■ Data excerpts:
--------------------------------

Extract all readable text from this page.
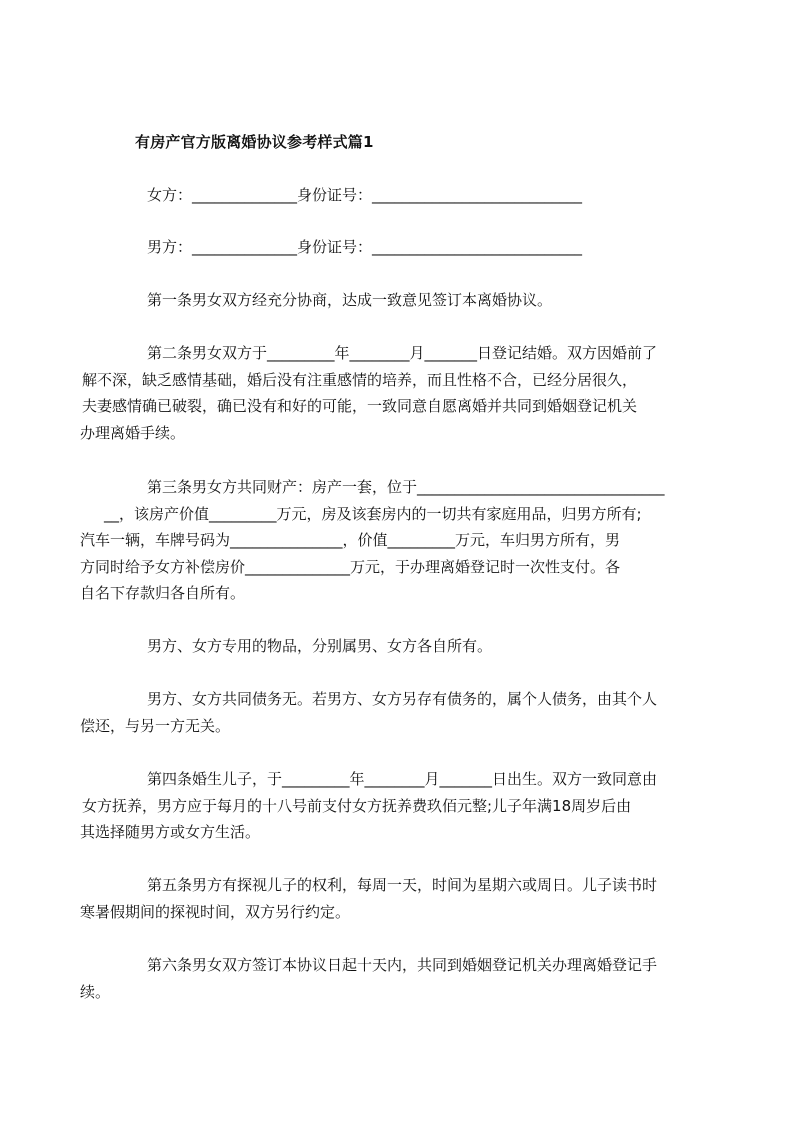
有房产官方版离婚协议参考样式篇1
女方：______________身份证号：____________________________
男方：______________身份证号：____________________________
第一条男女双方经充分协商，达成一致意见签订本离婚协议。
第二条男女双方于_________年________月_______日登记结婚。双方因婚前了
解不深，缺乏感情基础，婚后没有注重感情的培养，而且性格不合，已经分居很久，
夫妻感情确已破裂，确已没有和好的可能，一致同意自愿离婚并共同到婚姻登记机关
办理离婚手续。
第三条男女方共同财产：房产一套，位于_________________________________
__，该房产价值_________万元，房及该套房内的一切共有家庭用品，归男方所有;
汽车一辆，车牌号码为_______________，价值_________万元，车归男方所有，男
方同时给予女方补偿房价______________万元，于办理离婚登记时一次性支付。各
自名下存款归各自所有。
男方、女方专用的物品，分别属男、女方各自所有。
男方、女方共同债务无。若男方、女方另存有债务的，属个人债务，由其个人
偿还，与另一方无关。
第四条婚生儿子，于_________年________月_______日出生。双方一致同意由
女方抚养，男方应于每月的十八号前支付女方抚养费玖佰元整;儿子年满18周岁后由
其选择随男方或女方生活。
第五条男方有探视儿子的权利，每周一天，时间为星期六或周日。儿子读书时
寒暑假期间的探视时间，双方另行约定。
第六条男女双方签订本协议日起十天内，共同到婚姻登记机关办理离婚登记手
续。
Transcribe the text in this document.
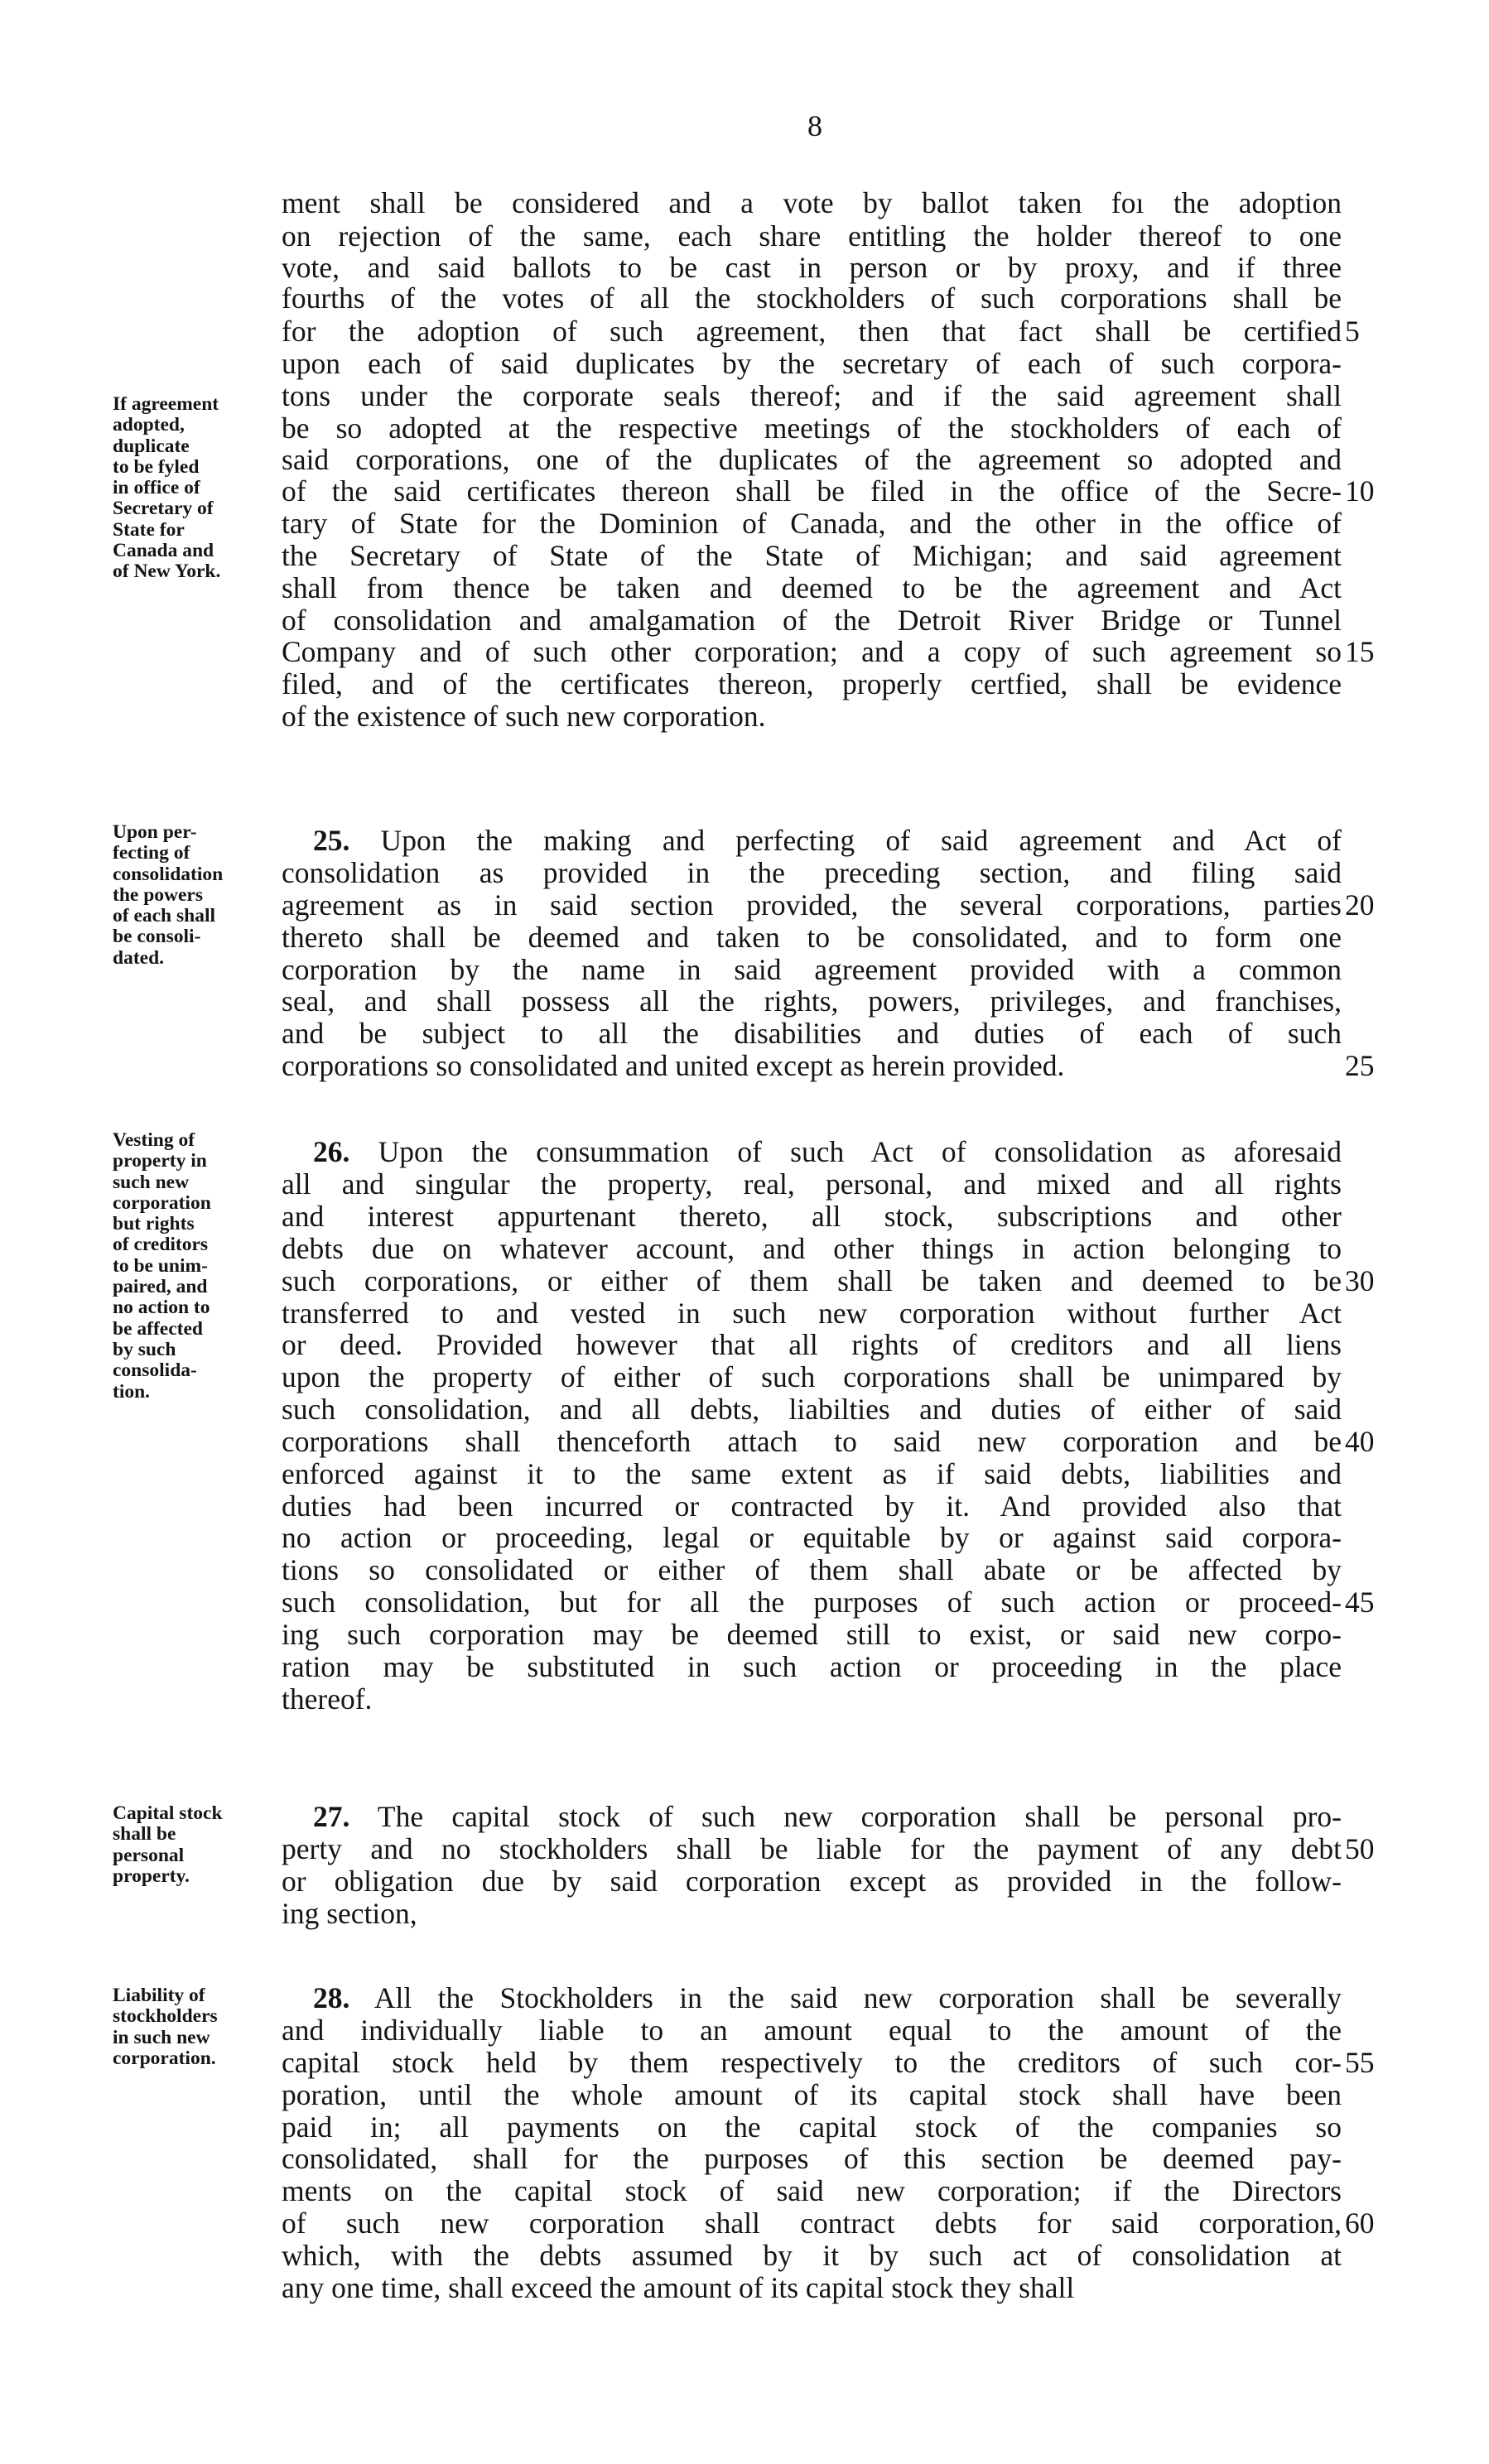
8
If agreement
adopted,
duplicate
to be fyled
in office of
Secretary of
State for
Canada and
of New York.
Upon per-
fecting of
consolidation
the powers
of each shall
be consoli-
dated.
Vesting of
property in
such new
corporation
but rights
of creditors
to be unim-
paired, and
no action to
be affected
by such
consolida-
tion.
Capital stock
shall be
personal
property.
Liability of
stockholders
in such new
corporation.
ment shall be considered and a vote by ballot taken foı the adoption
on rejection of the same, each share entitling the holder thereof to one
vote, and said ballots to be cast in person or by proxy, and if three
fourths of the votes of all the stockholders of such corporations shall be
for the adoption of such agreement, then that fact shall be certified 5
upon each of said duplicates by the secretary of each of such corpora-
tons under the corporate seals thereof; and if the said agreement shall
be so adopted at the respective meetings of the stockholders of each of
said corporations, one of the duplicates of the agreement so adopted and
of the said certificates thereon shall be filed in the office of the Secre- 10
tary of State for the Dominion of Canada, and the other in the office of
the Secretary of State of the State of Michigan; and said agreement
shall from thence be taken and deemed to be the agreement and Act
of consolidation and amalgamation of the Detroit River Bridge or Tunnel
Company and of such other corporation; and a copy of such agreement so 15
filed, and of the certificates thereon, properly certfied, shall be evidence
of the existence of such new corporation.
25. Upon the making and perfecting of said agreement and Act of
consolidation as provided in the preceding section, and filing said
agreement as in said section provided, the several corporations, parties 20
thereto shall be deemed and taken to be consolidated, and to form one
corporation by the name in said agreement provided with a common
seal, and shall possess all the rights, powers, privileges, and franchises,
and be subject to all the disabilities and duties of each of such
corporations so consolidated and united except as herein provided.	25
26. Upon the consummation of such Act of consolidation as aforesaid
all and singular the property, real, personal, and mixed and all rights
and interest appurtenant thereto, all stock, subscriptions and other
debts due on whatever account, and other things in action belonging to
such corporations, or either of them shall be taken and deemed to be 30
transferred to and vested in such new corporation without further Act
or deed. Provided however that all rights of creditors and all liens
upon the property of either of such corporations shall be unimpared by
such consolidation, and all debts, liabilties and duties of either of said
corporations shall thenceforth attach to said new corporation and be 40
enforced against it to the same extent as if said debts, liabilities and
duties had been incurred or contracted by it. And provided also that
no action or proceeding, legal or equitable by or against said corpora-
tions so consolidated or either of them shall abate or be affected by
such consolidation, but for all the purposes of such action or proceed- 45
ing such corporation may be deemed still to exist, or said new corpo-
ration may be substituted in such action or proceeding in the place
thereof.
27. The capital stock of such new corporation shall be personal pro-
perty and no stockholders shall be liable for the payment of any debt 50
or obligation due by said corporation except as provided in the follow-
ing section,
28. All the Stockholders in the said new corporation shall be severally
and individually liable to an amount equal to the amount of the
capital stock held by them respectively to the creditors of such cor- 55
poration, until the whole amount of its capital stock shall have been
paid in; all payments on the capital stock of the companies so
consolidated, shall for the purposes of this section be deemed pay-
ments on the capital stock of said new corporation; if the Directors
of such new corporation shall contract debts for said corporation, 60
which, with the debts assumed by it by such act of consolidation at
any one time, shall exceed the amount of its capital stock they shall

--------------------------------

■ EXERCISE: Without including any pictures, print all of the material exactly as given.

■ TASK SOLUTION:
Extract all readable text from this page.
有房产官方版离婚协议参考样式篇1
女方：______________身份证号：____________________________
男方：______________身份证号：____________________________
第一条男女双方经充分协商，达成一致意见签订本离婚协议。
第二条男女双方于_________年________月_______日登记结婚。双方因婚前了
解不深，缺乏感情基础，婚后没有注重感情的培养，而且性格不合，已经分居很久，
夫妻感情确已破裂，确已没有和好的可能，一致同意自愿离婚并共同到婚姻登记机关
办理离婚手续。
第三条男女方共同财产：房产一套，位于_________________________________
__，该房产价值_________万元，房及该套房内的一切共有家庭用品，归男方所有;
汽车一辆，车牌号码为_______________，价值_________万元，车归男方所有，男
方同时给予女方补偿房价______________万元，于办理离婚登记时一次性支付。各
自名下存款归各自所有。
男方、女方专用的物品，分别属男、女方各自所有。
男方、女方共同债务无。若男方、女方另存有债务的，属个人债务，由其个人
偿还，与另一方无关。
第四条婚生儿子，于_________年________月_______日出生。双方一致同意由
女方抚养，男方应于每月的十八号前支付女方抚养费玖佰元整;儿子年满18周岁后由
其选择随男方或女方生活。
第五条男方有探视儿子的权利，每周一天，时间为星期六或周日。儿子读书时
寒暑假期间的探视时间，双方另行约定。
第六条男女双方签订本协议日起十天内，共同到婚姻登记机关办理离婚登记手
续。
Transcribe the text in this document.
8
If agreement
adopted,
duplicate
to be fyled
in office of
Secretary of
State for
Canada and
of New York.
Upon per-
fecting of
consolidation
the powers
of each shall
be consoli-
dated.
Vesting of
property in
such new
corporation
but rights
of creditors
to be unim-
paired, and
no action to
be affected
by such
consolida-
tion.
Capital stock
shall be
personal
property.
Liability of
stockholders
in such new
corporation.
ment shall be considered and a vote by ballot taken foı the adoption
on rejection of the same, each share entitling the holder thereof to one
vote, and said ballots to be cast in person or by proxy, and if three
fourths of the votes of all the stockholders of such corporations shall be
for the adoption of such agreement, then that fact shall be certified 5
upon each of said duplicates by the secretary of each of such corpora-
tons under the corporate seals thereof; and if the said agreement shall
be so adopted at the respective meetings of the stockholders of each of
said corporations, one of the duplicates of the agreement so adopted and
of the said certificates thereon shall be filed in the office of the Secre- 10
tary of State for the Dominion of Canada, and the other in the office of
the Secretary of State of the State of Michigan; and said agreement
shall from thence be taken and deemed to be the agreement and Act
of consolidation and amalgamation of the Detroit River Bridge or Tunnel
Company and of such other corporation; and a copy of such agreement so 15
filed, and of the certificates thereon, properly certfied, shall be evidence
of the existence of such new corporation.
25. Upon the making and perfecting of said agreement and Act of
consolidation as provided in the preceding section, and filing said
agreement as in said section provided, the several corporations, parties 20
thereto shall be deemed and taken to be consolidated, and to form one
corporation by the name in said agreement provided with a common
seal, and shall possess all the rights, powers, privileges, and franchises,
and be subject to all the disabilities and duties of each of such
corporations so consolidated and united except as herein provided.	25
26. Upon the consummation of such Act of consolidation as aforesaid
all and singular the property, real, personal, and mixed and all rights
and interest appurtenant thereto, all stock, subscriptions and other
debts due on whatever account, and other things in action belonging to
such corporations, or either of them shall be taken and deemed to be 30
transferred to and vested in such new corporation without further Act
or deed. Provided however that all rights of creditors and all liens
upon the property of either of such corporations shall be unimpared by
such consolidation, and all debts, liabilties and duties of either of said
corporations shall thenceforth attach to said new corporation and be 40
enforced against it to the same extent as if said debts, liabilities and
duties had been incurred or contracted by it. And provided also that
no action or proceeding, legal or equitable by or against said corpora-
tions so consolidated or either of them shall abate or be affected by
such consolidation, but for all the purposes of such action or proceed- 45
ing such corporation may be deemed still to exist, or said new corpo-
ration may be substituted in such action or proceeding in the place
thereof.
27. The capital stock of such new corporation shall be personal pro-
perty and no stockholders shall be liable for the payment of any debt 50
or obligation due by said corporation except as provided in the follow-
ing section,
28. All the Stockholders in the said new corporation shall be severally
and individually liable to an amount equal to the amount of the
capital stock held by them respectively to the creditors of such cor- 55
poration, until the whole amount of its capital stock shall have been
paid in; all payments on the capital stock of the companies so
consolidated, shall for the purposes of this section be deemed pay-
ments on the capital stock of said new corporation; if the Directors
of such new corporation shall contract debts for said corporation, 60
which, with the debts assumed by it by such act of consolidation at
any one time, shall exceed the amount of its capital stock they shall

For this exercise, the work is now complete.